# `menu.csv` __Data Cleaning__

In [None]:
import pandas as pd
from sentence_transformers import SentenceTransformer
from sklearn.cluster import KMeans
import numpy as np

In [None]:
df = pd.read_csv("./Menu.csv")

## __Step 1__

- Missing Value Correction
- Date Standardization, Date Outlier

### __Rationale:__

One might assume that missing values can be filled with derived data from foreign keys.

For example, if a date is missing for row X in the `Menu.csv` table but a `created_at`
or `updated_at` value exists for X.name -> menu_id -> menu_page_id, then the original
missing date can transitively become the existing `created_at` or `updated_at`. The same
example applies to the other two columns, `currency` and `location`.

The problem with the example above is that it presupposes the authenticity of the data
across multiple tables, which is dangerous without proper data validation methods.

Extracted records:
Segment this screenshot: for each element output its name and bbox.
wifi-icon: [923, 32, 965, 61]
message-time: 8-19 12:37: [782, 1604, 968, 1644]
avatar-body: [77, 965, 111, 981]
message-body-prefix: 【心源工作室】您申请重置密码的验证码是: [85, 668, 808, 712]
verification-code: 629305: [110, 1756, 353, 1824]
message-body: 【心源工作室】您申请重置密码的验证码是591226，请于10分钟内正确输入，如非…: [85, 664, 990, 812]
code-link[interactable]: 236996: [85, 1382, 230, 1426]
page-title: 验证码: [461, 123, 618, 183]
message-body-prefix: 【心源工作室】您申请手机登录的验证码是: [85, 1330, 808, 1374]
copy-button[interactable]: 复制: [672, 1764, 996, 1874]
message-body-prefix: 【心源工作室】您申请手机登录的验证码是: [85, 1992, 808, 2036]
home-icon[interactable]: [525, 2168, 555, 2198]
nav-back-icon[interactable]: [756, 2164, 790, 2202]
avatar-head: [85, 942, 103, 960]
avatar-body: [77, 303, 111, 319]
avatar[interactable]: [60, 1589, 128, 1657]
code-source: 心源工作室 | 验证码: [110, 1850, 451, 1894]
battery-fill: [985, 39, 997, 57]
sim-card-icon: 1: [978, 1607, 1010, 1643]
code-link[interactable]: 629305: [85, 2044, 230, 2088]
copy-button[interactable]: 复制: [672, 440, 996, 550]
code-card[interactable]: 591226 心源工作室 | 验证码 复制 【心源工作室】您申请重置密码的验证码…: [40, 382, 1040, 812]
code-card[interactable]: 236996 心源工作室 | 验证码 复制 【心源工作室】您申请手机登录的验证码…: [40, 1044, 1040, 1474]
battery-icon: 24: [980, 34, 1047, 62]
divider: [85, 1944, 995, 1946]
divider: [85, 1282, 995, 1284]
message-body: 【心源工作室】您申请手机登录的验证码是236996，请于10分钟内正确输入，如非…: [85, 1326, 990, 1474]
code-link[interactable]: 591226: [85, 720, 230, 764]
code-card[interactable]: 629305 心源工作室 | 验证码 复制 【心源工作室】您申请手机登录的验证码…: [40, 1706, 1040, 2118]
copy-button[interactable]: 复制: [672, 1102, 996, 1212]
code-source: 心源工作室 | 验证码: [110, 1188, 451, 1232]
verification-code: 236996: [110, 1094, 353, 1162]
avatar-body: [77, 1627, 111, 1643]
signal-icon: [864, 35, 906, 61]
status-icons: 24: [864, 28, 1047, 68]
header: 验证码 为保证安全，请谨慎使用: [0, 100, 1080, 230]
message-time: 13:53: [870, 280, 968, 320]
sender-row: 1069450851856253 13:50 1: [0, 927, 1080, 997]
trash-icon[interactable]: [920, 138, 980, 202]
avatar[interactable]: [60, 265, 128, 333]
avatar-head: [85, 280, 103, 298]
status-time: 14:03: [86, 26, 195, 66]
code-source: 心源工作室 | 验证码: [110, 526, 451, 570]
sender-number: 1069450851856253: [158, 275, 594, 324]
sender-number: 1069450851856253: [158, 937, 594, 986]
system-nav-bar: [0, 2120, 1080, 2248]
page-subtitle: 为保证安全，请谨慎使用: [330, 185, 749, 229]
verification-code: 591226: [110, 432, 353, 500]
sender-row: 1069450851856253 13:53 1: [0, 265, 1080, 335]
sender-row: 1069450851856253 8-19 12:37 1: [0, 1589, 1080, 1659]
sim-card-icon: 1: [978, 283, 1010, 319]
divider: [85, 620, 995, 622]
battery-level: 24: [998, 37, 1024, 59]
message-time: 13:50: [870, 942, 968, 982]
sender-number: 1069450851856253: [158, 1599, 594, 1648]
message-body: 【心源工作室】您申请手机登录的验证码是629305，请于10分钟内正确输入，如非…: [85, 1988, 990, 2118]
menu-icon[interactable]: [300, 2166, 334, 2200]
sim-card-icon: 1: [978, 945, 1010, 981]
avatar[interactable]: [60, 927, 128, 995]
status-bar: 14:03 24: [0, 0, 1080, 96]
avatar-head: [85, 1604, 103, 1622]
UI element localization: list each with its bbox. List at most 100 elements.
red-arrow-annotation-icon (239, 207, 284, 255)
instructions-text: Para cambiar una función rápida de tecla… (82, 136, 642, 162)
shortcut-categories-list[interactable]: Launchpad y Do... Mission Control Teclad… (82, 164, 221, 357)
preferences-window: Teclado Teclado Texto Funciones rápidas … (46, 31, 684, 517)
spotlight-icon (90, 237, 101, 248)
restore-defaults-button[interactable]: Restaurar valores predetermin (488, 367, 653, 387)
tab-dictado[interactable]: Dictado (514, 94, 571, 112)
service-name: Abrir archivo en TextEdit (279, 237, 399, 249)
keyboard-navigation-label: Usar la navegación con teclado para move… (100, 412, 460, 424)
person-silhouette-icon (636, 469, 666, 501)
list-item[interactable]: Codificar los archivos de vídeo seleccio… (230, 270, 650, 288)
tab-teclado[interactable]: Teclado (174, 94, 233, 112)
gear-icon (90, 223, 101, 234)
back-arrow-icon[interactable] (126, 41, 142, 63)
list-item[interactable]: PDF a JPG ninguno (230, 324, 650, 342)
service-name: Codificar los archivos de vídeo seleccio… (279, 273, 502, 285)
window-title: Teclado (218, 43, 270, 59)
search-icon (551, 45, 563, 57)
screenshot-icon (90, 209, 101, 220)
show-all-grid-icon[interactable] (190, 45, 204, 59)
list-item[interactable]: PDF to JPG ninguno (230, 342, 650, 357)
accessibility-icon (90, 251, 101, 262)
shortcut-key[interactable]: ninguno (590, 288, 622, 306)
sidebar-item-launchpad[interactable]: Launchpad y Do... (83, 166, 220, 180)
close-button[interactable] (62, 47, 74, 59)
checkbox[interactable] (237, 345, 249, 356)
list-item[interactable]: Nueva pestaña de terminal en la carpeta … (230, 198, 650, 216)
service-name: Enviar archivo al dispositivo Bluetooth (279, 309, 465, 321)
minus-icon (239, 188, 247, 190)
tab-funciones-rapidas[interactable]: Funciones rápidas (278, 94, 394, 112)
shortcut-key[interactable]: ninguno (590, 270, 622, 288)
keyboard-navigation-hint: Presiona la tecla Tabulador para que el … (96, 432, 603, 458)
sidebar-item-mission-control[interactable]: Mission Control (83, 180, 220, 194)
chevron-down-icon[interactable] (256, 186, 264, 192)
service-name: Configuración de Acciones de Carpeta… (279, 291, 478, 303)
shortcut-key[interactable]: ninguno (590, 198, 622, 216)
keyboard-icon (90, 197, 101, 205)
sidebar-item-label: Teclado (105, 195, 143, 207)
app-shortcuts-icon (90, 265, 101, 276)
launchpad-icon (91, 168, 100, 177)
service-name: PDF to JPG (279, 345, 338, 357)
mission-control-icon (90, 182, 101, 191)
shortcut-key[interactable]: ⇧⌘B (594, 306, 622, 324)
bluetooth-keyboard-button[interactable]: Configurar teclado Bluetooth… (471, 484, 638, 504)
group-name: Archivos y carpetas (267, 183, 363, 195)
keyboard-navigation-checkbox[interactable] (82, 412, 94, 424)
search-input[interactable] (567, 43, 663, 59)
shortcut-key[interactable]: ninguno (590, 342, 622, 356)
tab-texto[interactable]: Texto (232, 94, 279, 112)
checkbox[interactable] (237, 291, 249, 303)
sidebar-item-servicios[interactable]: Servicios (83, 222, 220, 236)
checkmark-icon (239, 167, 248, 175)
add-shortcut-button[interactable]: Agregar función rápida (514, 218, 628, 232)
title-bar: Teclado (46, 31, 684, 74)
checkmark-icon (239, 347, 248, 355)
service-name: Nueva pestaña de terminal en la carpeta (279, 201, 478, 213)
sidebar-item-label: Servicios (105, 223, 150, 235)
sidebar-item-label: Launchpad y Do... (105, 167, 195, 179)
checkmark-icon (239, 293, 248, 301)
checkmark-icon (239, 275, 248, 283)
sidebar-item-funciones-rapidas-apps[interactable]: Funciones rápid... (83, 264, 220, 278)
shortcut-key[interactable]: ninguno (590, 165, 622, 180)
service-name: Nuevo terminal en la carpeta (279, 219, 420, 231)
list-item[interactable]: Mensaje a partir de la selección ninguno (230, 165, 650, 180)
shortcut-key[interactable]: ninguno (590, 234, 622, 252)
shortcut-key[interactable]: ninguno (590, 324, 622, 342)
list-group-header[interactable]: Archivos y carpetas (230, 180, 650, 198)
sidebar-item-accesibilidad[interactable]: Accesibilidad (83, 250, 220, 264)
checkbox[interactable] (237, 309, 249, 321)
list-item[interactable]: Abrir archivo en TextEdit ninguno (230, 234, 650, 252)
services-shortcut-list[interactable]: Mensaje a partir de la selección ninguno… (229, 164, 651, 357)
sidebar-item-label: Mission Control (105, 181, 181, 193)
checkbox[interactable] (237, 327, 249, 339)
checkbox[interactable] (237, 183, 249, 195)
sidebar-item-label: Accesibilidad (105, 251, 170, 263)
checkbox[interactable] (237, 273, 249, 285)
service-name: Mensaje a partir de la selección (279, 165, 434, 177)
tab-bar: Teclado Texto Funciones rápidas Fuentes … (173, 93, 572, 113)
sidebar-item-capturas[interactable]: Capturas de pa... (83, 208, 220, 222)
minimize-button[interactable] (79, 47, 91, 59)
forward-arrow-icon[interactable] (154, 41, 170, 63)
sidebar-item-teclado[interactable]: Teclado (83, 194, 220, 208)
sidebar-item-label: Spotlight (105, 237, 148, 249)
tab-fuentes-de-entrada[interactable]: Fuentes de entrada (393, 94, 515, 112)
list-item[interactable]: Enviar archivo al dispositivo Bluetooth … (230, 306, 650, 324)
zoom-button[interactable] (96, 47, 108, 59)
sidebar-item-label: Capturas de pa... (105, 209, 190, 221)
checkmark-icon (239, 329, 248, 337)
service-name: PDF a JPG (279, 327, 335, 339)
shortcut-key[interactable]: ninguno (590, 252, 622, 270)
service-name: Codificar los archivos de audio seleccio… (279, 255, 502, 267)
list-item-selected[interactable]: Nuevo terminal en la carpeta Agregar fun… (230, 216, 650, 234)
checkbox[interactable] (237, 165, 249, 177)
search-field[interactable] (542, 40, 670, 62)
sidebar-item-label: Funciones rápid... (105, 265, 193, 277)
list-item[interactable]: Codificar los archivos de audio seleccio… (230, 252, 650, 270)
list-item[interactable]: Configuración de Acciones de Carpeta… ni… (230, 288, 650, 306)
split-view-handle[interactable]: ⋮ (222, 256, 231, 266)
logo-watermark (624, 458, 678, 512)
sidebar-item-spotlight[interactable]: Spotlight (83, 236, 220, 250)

Exercise brief: Could you pick up the data-cleaning notes for `menu.csv` after their last sentence and keep writing them?

The result:
Although a missing entry can have a derivable value based on data from a corresponding
data point tied to the missing entry's primary key, additional validation must occur
because the instance of missing data negatively impacts the trust in the data between
multiple tables for the same flawed primary key.

By inspection, there is a drastic reduction in rows after removing missing values;
however, deriving data across the tables cannot be validated for the scope of this
analysis. Regardless, there is ample data remaining to accomplish the target use case
set out in the initial proposal for an algorithmic pricing model based on price and
location over time.

In [None]:
df_cleaned = df

# Replace empty strings with NaN
df_cleaned.replace("", pd.NA, inplace=True)

# Remove the rows with missing values in the "date", "currency", and "location" columns
df_cleaned = df_cleaned.dropna(subset=["date"])
df_cleaned = df_cleaned.dropna(subset=["currency"])
df_cleaned = df_cleaned.dropna(subset=["location"])
display(df_cleaned)

In [None]:
# Standardize the entire date column to the ISO format

# Helper function to check and convert a date to ISO format
def to_iso_format(date_str):
    try:
        # Try to parse the date in various common formats
        date = pd.to_datetime(date_str, errors="raise")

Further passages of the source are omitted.